- _Objective_
Repeat all entries exactly.

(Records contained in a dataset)
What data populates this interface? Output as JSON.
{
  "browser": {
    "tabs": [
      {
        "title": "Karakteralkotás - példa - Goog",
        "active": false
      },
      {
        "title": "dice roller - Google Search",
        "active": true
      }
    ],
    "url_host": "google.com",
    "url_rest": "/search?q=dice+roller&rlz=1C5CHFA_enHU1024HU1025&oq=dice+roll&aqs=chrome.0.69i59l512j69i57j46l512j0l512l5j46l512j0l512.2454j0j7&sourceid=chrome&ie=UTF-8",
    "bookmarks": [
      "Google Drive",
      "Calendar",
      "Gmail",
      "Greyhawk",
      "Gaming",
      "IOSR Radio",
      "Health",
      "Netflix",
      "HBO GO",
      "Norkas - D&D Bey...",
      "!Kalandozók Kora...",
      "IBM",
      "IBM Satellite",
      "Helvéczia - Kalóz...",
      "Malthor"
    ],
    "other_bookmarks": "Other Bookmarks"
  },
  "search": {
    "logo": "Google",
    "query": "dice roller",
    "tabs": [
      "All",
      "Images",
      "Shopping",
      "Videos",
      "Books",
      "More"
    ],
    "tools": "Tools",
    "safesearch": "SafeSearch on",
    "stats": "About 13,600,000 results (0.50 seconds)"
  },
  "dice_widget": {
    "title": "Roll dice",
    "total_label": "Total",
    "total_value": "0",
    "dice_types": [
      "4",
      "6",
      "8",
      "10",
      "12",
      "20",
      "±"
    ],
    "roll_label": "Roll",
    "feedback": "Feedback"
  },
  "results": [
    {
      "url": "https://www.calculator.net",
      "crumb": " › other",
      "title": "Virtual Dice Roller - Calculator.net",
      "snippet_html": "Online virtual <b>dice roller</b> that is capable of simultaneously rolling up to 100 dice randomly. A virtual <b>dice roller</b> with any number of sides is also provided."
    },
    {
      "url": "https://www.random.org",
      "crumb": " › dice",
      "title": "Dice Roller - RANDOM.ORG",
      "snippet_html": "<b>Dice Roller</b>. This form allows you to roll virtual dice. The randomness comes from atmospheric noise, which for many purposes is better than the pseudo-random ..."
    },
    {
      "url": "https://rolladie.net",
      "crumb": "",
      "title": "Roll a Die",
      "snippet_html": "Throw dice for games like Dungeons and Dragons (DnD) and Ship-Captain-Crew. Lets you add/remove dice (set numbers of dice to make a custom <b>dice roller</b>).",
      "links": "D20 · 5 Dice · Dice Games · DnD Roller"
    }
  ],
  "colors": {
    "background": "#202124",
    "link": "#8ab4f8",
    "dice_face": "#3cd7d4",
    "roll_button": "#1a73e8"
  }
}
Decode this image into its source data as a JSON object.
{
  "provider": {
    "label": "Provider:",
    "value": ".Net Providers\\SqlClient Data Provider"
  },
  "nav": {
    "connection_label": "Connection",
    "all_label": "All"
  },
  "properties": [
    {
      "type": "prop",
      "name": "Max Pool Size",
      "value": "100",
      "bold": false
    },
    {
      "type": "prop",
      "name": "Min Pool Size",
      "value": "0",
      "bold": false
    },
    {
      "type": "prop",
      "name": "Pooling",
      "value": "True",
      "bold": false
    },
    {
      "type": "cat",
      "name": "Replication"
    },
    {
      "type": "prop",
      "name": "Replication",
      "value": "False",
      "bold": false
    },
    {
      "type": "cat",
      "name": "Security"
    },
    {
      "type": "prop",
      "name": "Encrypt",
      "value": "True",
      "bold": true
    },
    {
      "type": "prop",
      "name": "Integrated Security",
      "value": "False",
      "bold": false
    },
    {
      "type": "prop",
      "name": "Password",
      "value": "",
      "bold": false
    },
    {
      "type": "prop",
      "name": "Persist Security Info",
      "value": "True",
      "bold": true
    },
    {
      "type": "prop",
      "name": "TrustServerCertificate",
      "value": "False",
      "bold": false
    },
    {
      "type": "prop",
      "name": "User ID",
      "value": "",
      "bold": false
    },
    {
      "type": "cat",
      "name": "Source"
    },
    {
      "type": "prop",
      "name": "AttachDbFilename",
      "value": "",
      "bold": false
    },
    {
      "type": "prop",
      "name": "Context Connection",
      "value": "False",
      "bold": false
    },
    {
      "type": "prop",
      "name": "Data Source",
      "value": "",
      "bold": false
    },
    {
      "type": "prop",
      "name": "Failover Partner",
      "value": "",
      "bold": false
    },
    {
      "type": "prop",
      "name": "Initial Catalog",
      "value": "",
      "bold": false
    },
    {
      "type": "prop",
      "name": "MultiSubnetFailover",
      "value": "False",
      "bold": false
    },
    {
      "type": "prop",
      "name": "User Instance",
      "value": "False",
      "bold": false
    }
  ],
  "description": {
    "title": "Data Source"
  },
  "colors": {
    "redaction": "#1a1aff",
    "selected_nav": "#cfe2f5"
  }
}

- _Reply_
What data populates this interface? Output as JSON.
{
  "browser": {
    "tabs": [
      {
        "title": "Karakteralkotás - példa - Goog",
        "active": false
      },
      {
        "title": "dice roller - Google Search",
        "active": true
      }
    ],
    "url_host": "google.com",
    "url_rest": "/search?q=dice+roller&rlz=1C5CHFA_enHU1024HU1025&oq=dice+roll&aqs=chrome.0.69i59l512j69i57j46l512j0l512l5j46l512j0l512.2454j0j7&sourceid=chrome&ie=UTF-8",
    "bookmarks": [
      "Google Drive",
      "Calendar",
      "Gmail",
      "Greyhawk",
      "Gaming",
      "IOSR Radio",
      "Health",
      "Netflix",
      "HBO GO",
      "Norkas - D&D Bey...",
      "!Kalandozók Kora...",
      "IBM",
      "IBM Satellite",
      "Helvéczia - Kalóz...",
      "Malthor"
    ],
    "other_bookmarks": "Other Bookmarks"
  },
  "search": {
    "logo": "Google",
    "query": "dice roller",
    "tabs": [
      "All",
      "Images",
      "Shopping",
      "Videos",
      "Books",
      "More"
    ],
    "tools": "Tools",
    "safesearch": "SafeSearch on",
    "stats": "About 13,600,000 results (0.50 seconds)"
  },
  "dice_widget": {
    "title": "Roll dice",
    "total_label": "Total",
    "total_value": "0",
    "dice_types": [
      "4",
      "6",
      "8",
      "10",
      "12",
      "20",
      "±"
    ],
    "roll_label": "Roll",
    "feedback": "Feedback"
  },
  "results": [
    {
      "url": "https://www.calculator.net",
      "crumb": " › other",
      "title": "Virtual Dice Roller - Calculator.net",
      "snippet_html": "Online virtual <b>dice roller</b> that is capable of simultaneously rolling up to 100 dice randomly. A virtual <b>dice roller</b> with any number of sides is also provided."
    },
    {
      "url": "https://www.random.org",
      "crumb": " › dice",
      "title": "Dice Roller - RANDOM.ORG",
      "snippet_html": "<b>Dice Roller</b>. This form allows you to roll virtual dice. The randomness comes from atmospheric noise, which for many purposes is better than the pseudo-random ..."
    },
    {
      "url": "https://rolladie.net",
      "crumb": "",
      "title": "Roll a Die",
      "snippet_html": "Throw dice for games like Dungeons and Dragons (DnD) and Ship-Captain-Crew. Lets you add/remove dice (set numbers of dice to make a custom <b>dice roller</b>).",
      "links": "D20 · 5 Dice · Dice Games · DnD Roller"
    }
  ],
  "colors": {
    "background": "#202124",
    "link": "#8ab4f8",
    "dice_face": "#3cd7d4",
    "roll_button": "#1a73e8"
  }
}
Decode this image into its source data as a JSON object.
{
  "provider": {
    "label": "Provider:",
    "value": ".Net Providers\\SqlClient Data Provider"
  },
  "nav": {
    "connection_label": "Connection",
    "all_label": "All"
  },
  "properties": [
    {
      "type": "prop",
      "name": "Max Pool Size",
      "value": "100",
      "bold": false
    },
    {
      "type": "prop",
      "name": "Min Pool Size",
      "value": "0",
      "bold": false
    },
    {
      "type": "prop",
      "name": "Pooling",
      "value": "True",
      "bold": false
    },
    {
      "type": "cat",
      "name": "Replication"
    },
    {
      "type": "prop",
      "name": "Replication",
      "value": "False",
      "bold": false
    },
    {
      "type": "cat",
      "name": "Security"
    },
    {
      "type": "prop",
      "name": "Encrypt",
      "value": "True",
      "bold": true
    },
    {
      "type": "prop",
      "name": "Integrated Security",
      "value": "False",
      "bold": false
    },
    {
      "type": "prop",
      "name": "Password",
      "value": "",
      "bold": false
    },
    {
      "type": "prop",
      "name": "Persist Security Info",
      "value": "True",
      "bold": true
    },
    {
      "type": "prop",
      "name": "TrustServerCertificate",
      "value": "False",
      "bold": false
    },
    {
      "type": "prop",
      "name": "User ID",
      "value": "",
      "bold": false
    },
    {
      "type": "cat",
      "name": "Source"
    },
    {
      "type": "prop",
      "name": "AttachDbFilename",
      "value": "",
      "bold": false
    },
    {
      "type": "prop",
      "name": "Context Connection",
      "value": "False",
      "bold": false
    },
    {
      "type": "prop",
      "name": "Data Source",
      "value": "",
      "bold": false
    },
    {
      "type": "prop",
      "name": "Failover Partner",
      "value": "",
      "bold": false
    },
    {
      "type": "prop",
      "name": "Initial Catalog",
      "value": "",
      "bold": false
    },
    {
      "type": "prop",
      "name": "MultiSubnetFailover",
      "value": "False",
      "bold": false
    },
    {
      "type": "prop",
      "name": "User Instance",
      "value": "False",
      "bold": false
    }
  ],
  "description": {
    "title": "Data Source"
  },
  "colors": {
    "redaction": "#1a1aff",
    "selected_nav": "#cfe2f5"
  }
}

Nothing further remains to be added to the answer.